• **Stored records**:
# # # # # # #
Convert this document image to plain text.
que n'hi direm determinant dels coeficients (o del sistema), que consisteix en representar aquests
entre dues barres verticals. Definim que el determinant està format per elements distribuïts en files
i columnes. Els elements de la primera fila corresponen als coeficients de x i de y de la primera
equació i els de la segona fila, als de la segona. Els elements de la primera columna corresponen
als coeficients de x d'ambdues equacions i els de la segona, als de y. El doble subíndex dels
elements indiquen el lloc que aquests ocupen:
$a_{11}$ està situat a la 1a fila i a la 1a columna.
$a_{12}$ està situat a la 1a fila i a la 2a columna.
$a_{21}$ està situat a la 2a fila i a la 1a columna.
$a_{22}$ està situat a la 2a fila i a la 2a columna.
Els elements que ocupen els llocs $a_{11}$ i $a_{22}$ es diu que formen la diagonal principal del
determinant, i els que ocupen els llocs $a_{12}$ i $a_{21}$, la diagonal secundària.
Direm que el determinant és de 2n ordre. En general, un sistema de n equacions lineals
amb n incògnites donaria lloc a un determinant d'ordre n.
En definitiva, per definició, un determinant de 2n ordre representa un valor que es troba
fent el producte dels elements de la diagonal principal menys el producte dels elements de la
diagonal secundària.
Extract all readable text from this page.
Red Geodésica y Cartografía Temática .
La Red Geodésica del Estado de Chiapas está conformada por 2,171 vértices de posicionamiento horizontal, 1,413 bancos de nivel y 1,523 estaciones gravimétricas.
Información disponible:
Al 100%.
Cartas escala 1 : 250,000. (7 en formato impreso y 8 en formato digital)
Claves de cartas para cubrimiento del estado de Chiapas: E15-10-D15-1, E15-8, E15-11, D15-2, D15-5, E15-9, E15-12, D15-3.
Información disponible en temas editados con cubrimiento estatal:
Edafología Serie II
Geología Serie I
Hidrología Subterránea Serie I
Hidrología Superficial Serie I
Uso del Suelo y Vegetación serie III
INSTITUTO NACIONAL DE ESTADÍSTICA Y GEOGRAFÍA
# # # # # # #
• **Requirements**: Write out the material from the first line to the last, exactly.

• **Task output**:
Convert this document image to plain text.
que n'hi direm determinant dels coeficients (o del sistema), que consisteix en representar aquests
entre dues barres verticals. Definim que el determinant està format per elements distribuïts en files
i columnes. Els elements de la primera fila corresponen als coeficients de x i de y de la primera
equació i els de la segona fila, als de la segona. Els elements de la primera columna corresponen
als coeficients de x d'ambdues equacions i els de la segona, als de y. El doble subíndex dels
elements indiquen el lloc que aquests ocupen:
$a_{11}$ està situat a la 1a fila i a la 1a columna.
$a_{12}$ està situat a la 1a fila i a la 2a columna.
$a_{21}$ està situat a la 2a fila i a la 1a columna.
$a_{22}$ està situat a la 2a fila i a la 2a columna.
Els elements que ocupen els llocs $a_{11}$ i $a_{22}$ es diu que formen la diagonal principal del
determinant, i els que ocupen els llocs $a_{12}$ i $a_{21}$, la diagonal secundària.
Direm que el determinant és de 2n ordre. En general, un sistema de n equacions lineals
amb n incògnites donaria lloc a un determinant d'ordre n.
En definitiva, per definició, un determinant de 2n ordre representa un valor que es troba
fent el producte dels elements de la diagonal principal menys el producte dels elements de la
diagonal secundària.
Extract all readable text from this page.
Red Geodésica y Cartografía Temática .
La Red Geodésica del Estado de Chiapas está conformada por 2,171 vértices de posicionamiento horizontal, 1,413 bancos de nivel y 1,523 estaciones gravimétricas.
Información disponible:
Al 100%.
Cartas escala 1 : 250,000. (7 en formato impreso y 8 en formato digital)
Claves de cartas para cubrimiento del estado de Chiapas: E15-10-D15-1, E15-8, E15-11, D15-2, D15-5, E15-9, E15-12, D15-3.
Información disponible en temas editados con cubrimiento estatal:
Edafología Serie II
Geología Serie I
Hidrología Subterránea Serie I
Hidrología Superficial Serie I
Uso del Suelo y Vegetación serie III
INSTITUTO NACIONAL DE ESTADÍSTICA Y GEOGRAFÍA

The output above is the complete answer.